◆ **Set task**: Transcribe each line of the records below exactly, excluding any embedded images.

════════════════════

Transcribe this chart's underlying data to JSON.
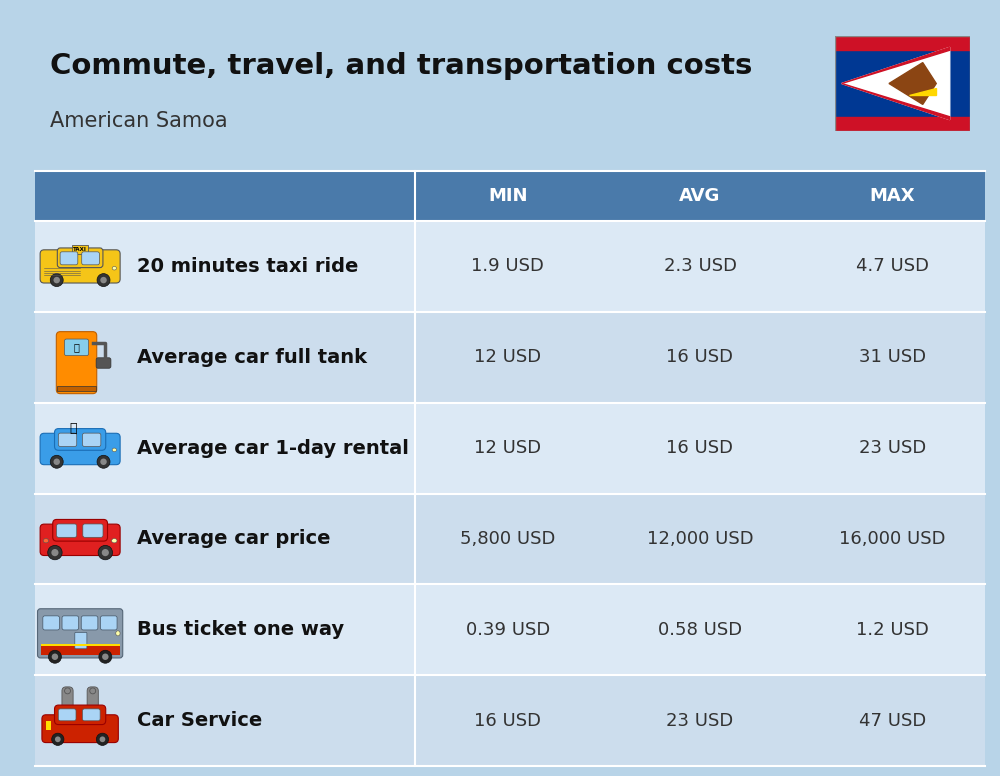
{
  "title": "Commute, travel, and transportation costs",
  "subtitle": "American Samoa",
  "background_color": "#b8d4e8",
  "header_color": "#4a7aaa",
  "header_text_color": "#ffffff",
  "row_colors": [
    "#dce9f5",
    "#ccdded"
  ],
  "columns": [
    "MIN",
    "AVG",
    "MAX"
  ],
  "rows": [
    {
      "label": "20 minutes taxi ride",
      "min": "1.9 USD",
      "avg": "2.3 USD",
      "max": "4.7 USD"
    },
    {
      "label": "Average car full tank",
      "min": "12 USD",
      "avg": "16 USD",
      "max": "31 USD"
    },
    {
      "label": "Average car 1-day rental",
      "min": "12 USD",
      "avg": "16 USD",
      "max": "23 USD"
    },
    {
      "label": "Average car price",
      "min": "5,800 USD",
      "avg": "12,000 USD",
      "max": "16,000 USD"
    },
    {
      "label": "Bus ticket one way",
      "min": "0.39 USD",
      "avg": "0.58 USD",
      "max": "1.2 USD"
    },
    {
      "label": "Car Service",
      "min": "16 USD",
      "avg": "23 USD",
      "max": "47 USD"
    }
  ],
  "title_fontsize": 21,
  "subtitle_fontsize": 15,
  "header_fontsize": 13,
  "cell_fontsize": 13,
  "label_fontsize": 14
}
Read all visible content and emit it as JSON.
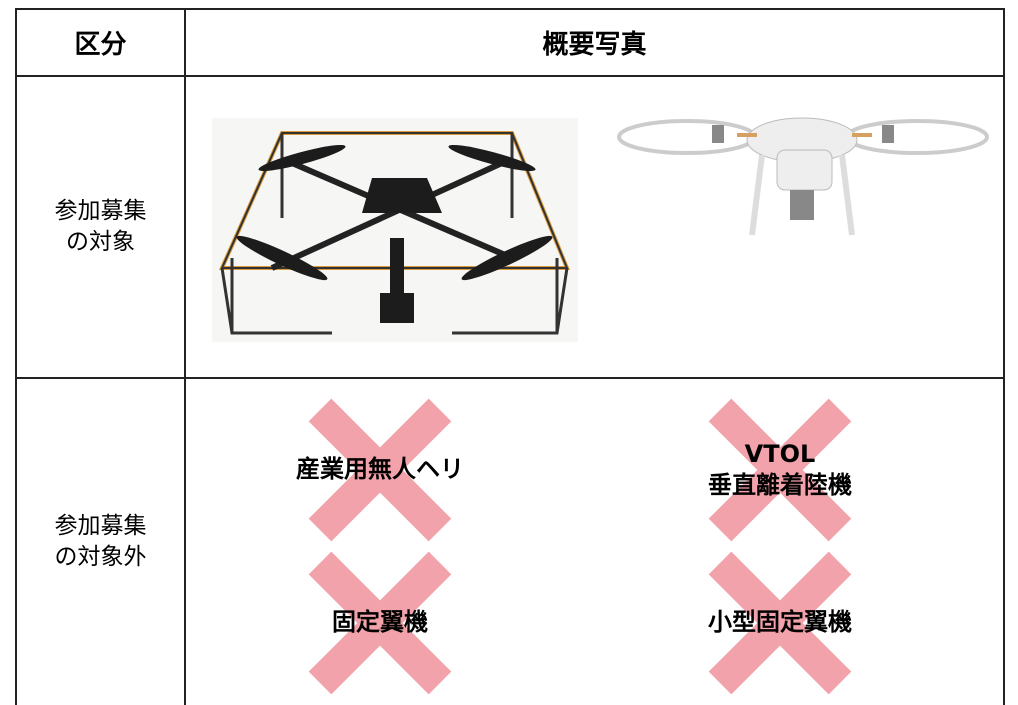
{
  "table": {
    "header": [
      "区分",
      "概要写真"
    ],
    "rows": [
      {
        "label": [
          "参加募集",
          "の対象"
        ]
      },
      {
        "label": [
          "参加募集",
          "の対象外"
        ],
        "excluded": [
          [
            "産業用無人ヘリ"
          ],
          [
            "VTOL",
            "垂直離着陸機"
          ],
          [
            "固定翼機"
          ],
          [
            "小型固定翼機"
          ]
        ]
      }
    ]
  }
}
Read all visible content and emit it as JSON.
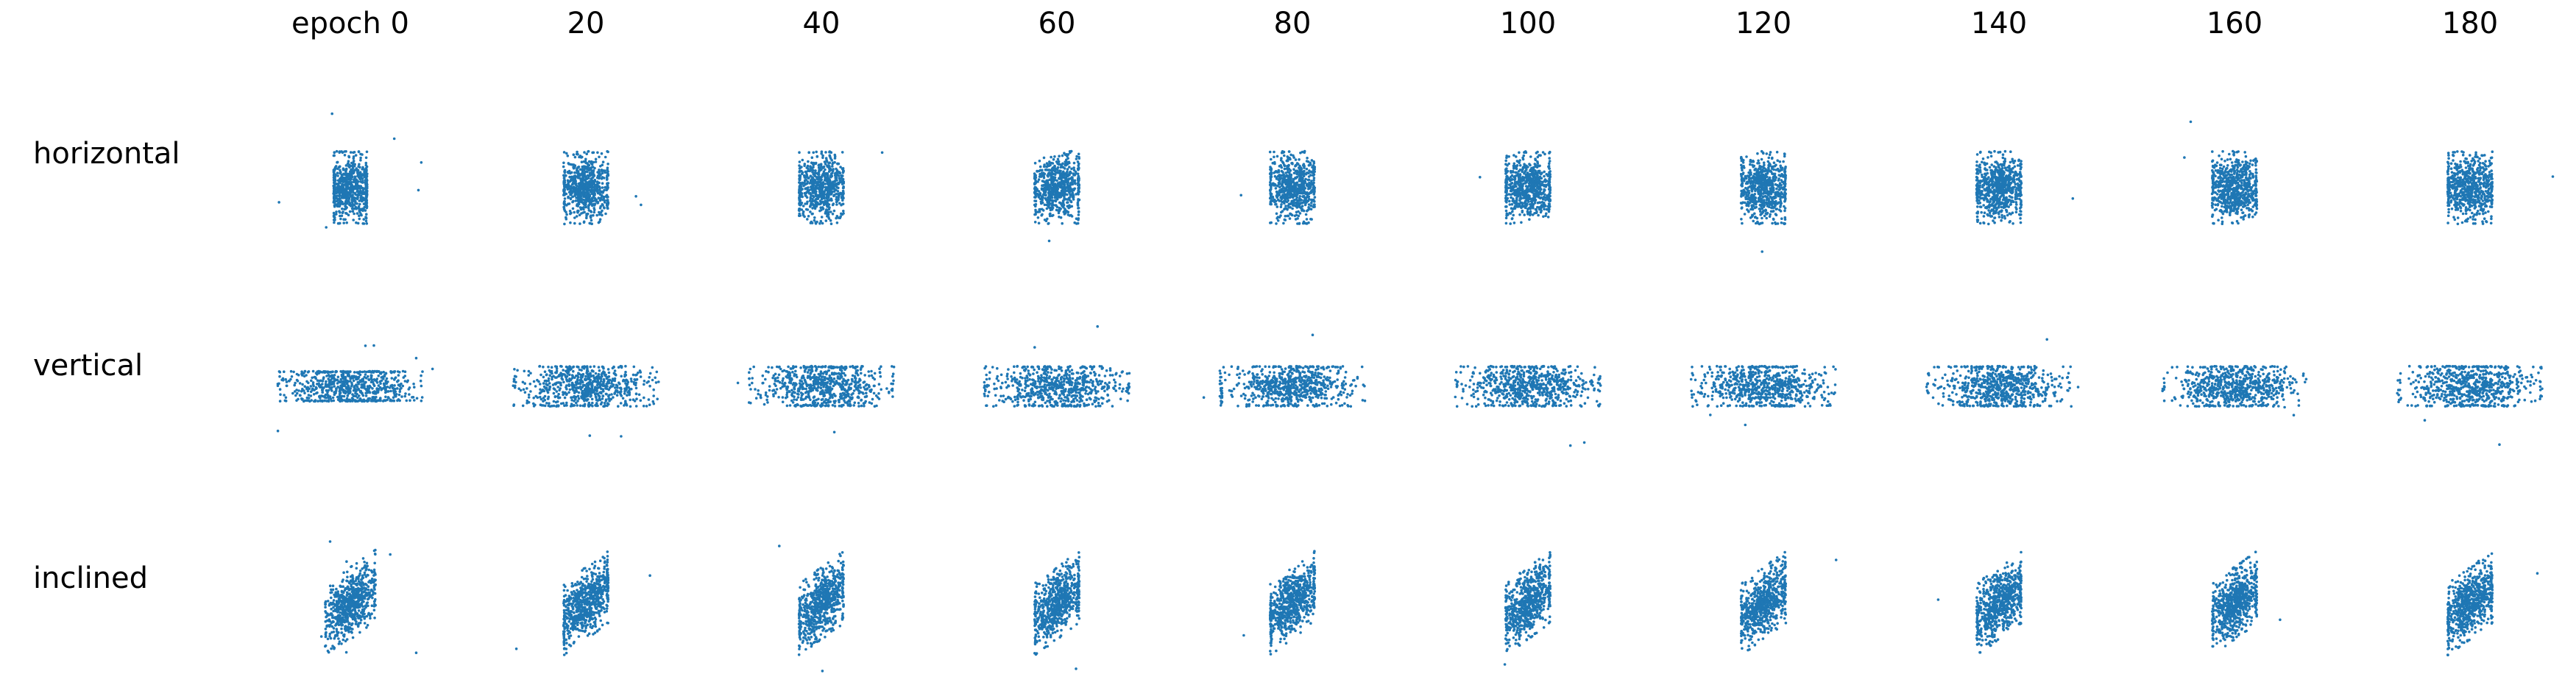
{
  "chart_data": {
    "type": "scatter",
    "columns": [
      "epoch 0",
      "20",
      "40",
      "60",
      "80",
      "100",
      "120",
      "140",
      "160",
      "180"
    ],
    "rows": [
      "horizontal",
      "vertical",
      "inclined"
    ],
    "point_color": "#1f77b4",
    "axes": "off",
    "grid": false,
    "panels": {
      "horizontal": [
        {
          "x_spread": 0.9,
          "y_spread": 1.0,
          "x_clip": 0.6,
          "y_clip": 1.3,
          "tilt": 0,
          "outliers": 6
        },
        {
          "x_spread": 0.9,
          "y_spread": 1.0,
          "x_clip": 0.8,
          "y_clip": 1.3,
          "tilt": 0,
          "outliers": 2
        },
        {
          "x_spread": 0.9,
          "y_spread": 1.0,
          "x_clip": 0.8,
          "y_clip": 1.3,
          "tilt": 0,
          "outliers": 1
        },
        {
          "x_spread": 0.9,
          "y_spread": 1.0,
          "x_clip": 0.8,
          "y_clip": 1.3,
          "tilt": 0,
          "outliers": 1
        },
        {
          "x_spread": 0.9,
          "y_spread": 1.0,
          "x_clip": 0.8,
          "y_clip": 1.3,
          "tilt": 0,
          "outliers": 1
        },
        {
          "x_spread": 0.9,
          "y_spread": 1.0,
          "x_clip": 0.8,
          "y_clip": 1.3,
          "tilt": 0,
          "outliers": 1
        },
        {
          "x_spread": 0.9,
          "y_spread": 1.0,
          "x_clip": 0.8,
          "y_clip": 1.3,
          "tilt": 0,
          "outliers": 1
        },
        {
          "x_spread": 0.9,
          "y_spread": 1.0,
          "x_clip": 0.8,
          "y_clip": 1.3,
          "tilt": 0,
          "outliers": 1
        },
        {
          "x_spread": 0.9,
          "y_spread": 1.0,
          "x_clip": 0.8,
          "y_clip": 1.3,
          "tilt": 0,
          "outliers": 2
        },
        {
          "x_spread": 0.9,
          "y_spread": 1.0,
          "x_clip": 0.8,
          "y_clip": 1.3,
          "tilt": 0,
          "outliers": 1
        }
      ],
      "vertical": [
        {
          "x_spread": 1.0,
          "y_spread": 0.9,
          "x_clip": 1.3,
          "y_clip": 0.6,
          "tilt": 0,
          "outliers": 6
        },
        {
          "x_spread": 1.0,
          "y_spread": 0.9,
          "x_clip": 1.3,
          "y_clip": 0.8,
          "tilt": 0,
          "outliers": 2
        },
        {
          "x_spread": 1.0,
          "y_spread": 0.9,
          "x_clip": 1.3,
          "y_clip": 0.8,
          "tilt": 0,
          "outliers": 2
        },
        {
          "x_spread": 1.0,
          "y_spread": 0.9,
          "x_clip": 1.3,
          "y_clip": 0.8,
          "tilt": 0,
          "outliers": 2
        },
        {
          "x_spread": 1.0,
          "y_spread": 0.9,
          "x_clip": 1.3,
          "y_clip": 0.8,
          "tilt": 0,
          "outliers": 2
        },
        {
          "x_spread": 1.0,
          "y_spread": 0.9,
          "x_clip": 1.3,
          "y_clip": 0.8,
          "tilt": 0,
          "outliers": 2
        },
        {
          "x_spread": 1.0,
          "y_spread": 0.9,
          "x_clip": 1.3,
          "y_clip": 0.8,
          "tilt": 0,
          "outliers": 2
        },
        {
          "x_spread": 1.0,
          "y_spread": 0.9,
          "x_clip": 1.3,
          "y_clip": 0.8,
          "tilt": 0,
          "outliers": 2
        },
        {
          "x_spread": 1.0,
          "y_spread": 0.9,
          "x_clip": 1.3,
          "y_clip": 0.8,
          "tilt": 0,
          "outliers": 2
        },
        {
          "x_spread": 1.0,
          "y_spread": 0.9,
          "x_clip": 1.3,
          "y_clip": 0.8,
          "tilt": 0,
          "outliers": 2
        }
      ],
      "inclined": [
        {
          "x_spread": 0.9,
          "y_spread": 1.0,
          "x_clip": 0.9,
          "y_clip": 1.3,
          "tilt": 0.45,
          "outliers": 6
        },
        {
          "x_spread": 0.9,
          "y_spread": 1.0,
          "x_clip": 0.8,
          "y_clip": 1.3,
          "tilt": 0.45,
          "outliers": 2
        },
        {
          "x_spread": 0.9,
          "y_spread": 1.0,
          "x_clip": 0.8,
          "y_clip": 1.3,
          "tilt": 0.45,
          "outliers": 2
        },
        {
          "x_spread": 0.9,
          "y_spread": 1.0,
          "x_clip": 0.8,
          "y_clip": 1.3,
          "tilt": 0.45,
          "outliers": 1
        },
        {
          "x_spread": 0.9,
          "y_spread": 1.0,
          "x_clip": 0.8,
          "y_clip": 1.3,
          "tilt": 0.45,
          "outliers": 1
        },
        {
          "x_spread": 0.9,
          "y_spread": 1.0,
          "x_clip": 0.8,
          "y_clip": 1.3,
          "tilt": 0.45,
          "outliers": 1
        },
        {
          "x_spread": 0.9,
          "y_spread": 1.0,
          "x_clip": 0.8,
          "y_clip": 1.3,
          "tilt": 0.45,
          "outliers": 1
        },
        {
          "x_spread": 0.9,
          "y_spread": 1.0,
          "x_clip": 0.8,
          "y_clip": 1.3,
          "tilt": 0.45,
          "outliers": 1
        },
        {
          "x_spread": 0.9,
          "y_spread": 1.0,
          "x_clip": 0.8,
          "y_clip": 1.3,
          "tilt": 0.45,
          "outliers": 1
        },
        {
          "x_spread": 0.9,
          "y_spread": 1.0,
          "x_clip": 0.8,
          "y_clip": 1.3,
          "tilt": 0.45,
          "outliers": 1
        }
      ]
    }
  }
}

════════════════════

◆ **Final answer**:
Transcribe this chart's underlying data to JSON.
{
  "title": "Commute, travel, and transportation costs",
  "subtitle": "American Samoa",
  "background_color": "#b8d4e8",
  "header_color": "#4a7aaa",
  "header_text_color": "#ffffff",
  "row_colors": [
    "#dce9f5",
    "#ccdded"
  ],
  "columns": [
    "MIN",
    "AVG",
    "MAX"
  ],
  "rows": [
    {
      "label": "20 minutes taxi ride",
      "min": "1.9 USD",
      "avg": "2.3 USD",
      "max": "4.7 USD"
    },
    {
      "label": "Average car full tank",
      "min": "12 USD",
      "avg": "16 USD",
      "max": "31 USD"
    },
    {
      "label": "Average car 1-day rental",
      "min": "12 USD",
      "avg": "16 USD",
      "max": "23 USD"
    },
    {
      "label": "Average car price",
      "min": "5,800 USD",
      "avg": "12,000 USD",
      "max": "16,000 USD"
    },
    {
      "label": "Bus ticket one way",
      "min": "0.39 USD",
      "avg": "0.58 USD",
      "max": "1.2 USD"
    },
    {
      "label": "Car Service",
      "min": "16 USD",
      "avg": "23 USD",
      "max": "47 USD"
    }
  ],
  "title_fontsize": 21,
  "subtitle_fontsize": 15,
  "header_fontsize": 13,
  "cell_fontsize": 13,
  "label_fontsize": 14
}
Read all visible content and emit it as JSON.
{
  "table": {
    "header": [
      "区分",
      "概要写真"
    ],
    "rows": [
      {
        "label": [
          "参加募集",
          "の対象"
        ]
      },
      {
        "label": [
          "参加募集",
          "の対象外"
        ],
        "excluded": [
          [
            "産業用無人ヘリ"
          ],
          [
            "VTOL",
            "垂直離着陸機"
          ],
          [
            "固定翼機"
          ],
          [
            "小型固定翼機"
          ]
        ]
      }
    ]
  }
}
Read all visible content and emit it as JSON.
{
  "chart_data": {
    "type": "scatter",
    "columns": [
      "epoch 0",
      "20",
      "40",
      "60",
      "80",
      "100",
      "120",
      "140",
      "160",
      "180"
    ],
    "rows": [
      "horizontal",
      "vertical",
      "inclined"
    ],
    "point_color": "#1f77b4",
    "axes": "off",
    "grid": false,
    "panels": {
      "horizontal": [
        {
          "x_spread": 0.9,
          "y_spread": 1.0,
          "x_clip": 0.6,
          "y_clip": 1.3,
          "tilt": 0,
          "outliers": 6
        },
        {
          "x_spread": 0.9,
          "y_spread": 1.0,
          "x_clip": 0.8,
          "y_clip": 1.3,
          "tilt": 0,
          "outliers": 2
        },
        {
          "x_spread": 0.9,
          "y_spread": 1.0,
          "x_clip": 0.8,
          "y_clip": 1.3,
          "tilt": 0,
          "outliers": 1
        },
        {
          "x_spread": 0.9,
          "y_spread": 1.0,
          "x_clip": 0.8,
          "y_clip": 1.3,
          "tilt": 0,
          "outliers": 1
        },
        {
          "x_spread": 0.9,
          "y_spread": 1.0,
          "x_clip": 0.8,
          "y_clip": 1.3,
          "tilt": 0,
          "outliers": 1
        },
        {
          "x_spread": 0.9,
          "y_spread": 1.0,
          "x_clip": 0.8,
          "y_clip": 1.3,
          "tilt": 0,
          "outliers": 1
        },
        {
          "x_spread": 0.9,
          "y_spread": 1.0,
          "x_clip": 0.8,
          "y_clip": 1.3,
          "tilt": 0,
          "outliers": 1
        },
        {
          "x_spread": 0.9,
          "y_spread": 1.0,
          "x_clip": 0.8,
          "y_clip": 1.3,
          "tilt": 0,
          "outliers": 1
        },
        {
          "x_spread": 0.9,
          "y_spread": 1.0,
          "x_clip": 0.8,
          "y_clip": 1.3,
          "tilt": 0,
          "outliers": 2
        },
        {
          "x_spread": 0.9,
          "y_spread": 1.0,
          "x_clip": 0.8,
          "y_clip": 1.3,
          "tilt": 0,
          "outliers": 1
        }
      ],
      "vertical": [
        {
          "x_spread": 1.0,
          "y_spread": 0.9,
          "x_clip": 1.3,
          "y_clip": 0.6,
          "tilt": 0,
          "outliers": 6
        },
        {
          "x_spread": 1.0,
          "y_spread": 0.9,
          "x_clip": 1.3,
          "y_clip": 0.8,
          "tilt": 0,
          "outliers": 2
        },
        {
          "x_spread": 1.0,
          "y_spread": 0.9,
          "x_clip": 1.3,
          "y_clip": 0.8,
          "tilt": 0,
          "outliers": 2
        },
        {
          "x_spread": 1.0,
          "y_spread": 0.9,
          "x_clip": 1.3,
          "y_clip": 0.8,
          "tilt": 0,
          "outliers": 2
        },
        {
          "x_spread": 1.0,
          "y_spread": 0.9,
          "x_clip": 1.3,
          "y_clip": 0.8,
          "tilt": 0,
          "outliers": 2
        },
        {
          "x_spread": 1.0,
          "y_spread": 0.9,
          "x_clip": 1.3,
          "y_clip": 0.8,
          "tilt": 0,
          "outliers": 2
        },
        {
          "x_spread": 1.0,
          "y_spread": 0.9,
          "x_clip": 1.3,
          "y_clip": 0.8,
          "tilt": 0,
          "outliers": 2
        },
        {
          "x_spread": 1.0,
          "y_spread": 0.9,
          "x_clip": 1.3,
          "y_clip": 0.8,
          "tilt": 0,
          "outliers": 2
        },
        {
          "x_spread": 1.0,
          "y_spread": 0.9,
          "x_clip": 1.3,
          "y_clip": 0.8,
          "tilt": 0,
          "outliers": 2
        },
        {
          "x_spread": 1.0,
          "y_spread": 0.9,
          "x_clip": 1.3,
          "y_clip": 0.8,
          "tilt": 0,
          "outliers": 2
        }
      ],
      "inclined": [
        {
          "x_spread": 0.9,
          "y_spread": 1.0,
          "x_clip": 0.9,
          "y_clip": 1.3,
          "tilt": 0.45,
          "outliers": 6
        },
        {
          "x_spread": 0.9,
          "y_spread": 1.0,
          "x_clip": 0.8,
          "y_clip": 1.3,
          "tilt": 0.45,
          "outliers": 2
        },
        {
          "x_spread": 0.9,
          "y_spread": 1.0,
          "x_clip": 0.8,
          "y_clip": 1.3,
          "tilt": 0.45,
          "outliers": 2
        },
        {
          "x_spread": 0.9,
          "y_spread": 1.0,
          "x_clip": 0.8,
          "y_clip": 1.3,
          "tilt": 0.45,
          "outliers": 1
        },
        {
          "x_spread": 0.9,
          "y_spread": 1.0,
          "x_clip": 0.8,
          "y_clip": 1.3,
          "tilt": 0.45,
          "outliers": 1
        },
        {
          "x_spread": 0.9,
          "y_spread": 1.0,
          "x_clip": 0.8,
          "y_clip": 1.3,
          "tilt": 0.45,
          "outliers": 1
        },
        {
          "x_spread": 0.9,
          "y_spread": 1.0,
          "x_clip": 0.8,
          "y_clip": 1.3,
          "tilt": 0.45,
          "outliers": 1
        },
        {
          "x_spread": 0.9,
          "y_spread": 1.0,
          "x_clip": 0.8,
          "y_clip": 1.3,
          "tilt": 0.45,
          "outliers": 1
        },
        {
          "x_spread": 0.9,
          "y_spread": 1.0,
          "x_clip": 0.8,
          "y_clip": 1.3,
          "tilt": 0.45,
          "outliers": 1
        },
        {
          "x_spread": 0.9,
          "y_spread": 1.0,
          "x_clip": 0.8,
          "y_clip": 1.3,
          "tilt": 0.45,
          "outliers": 1
        }
      ]
    }
  }
}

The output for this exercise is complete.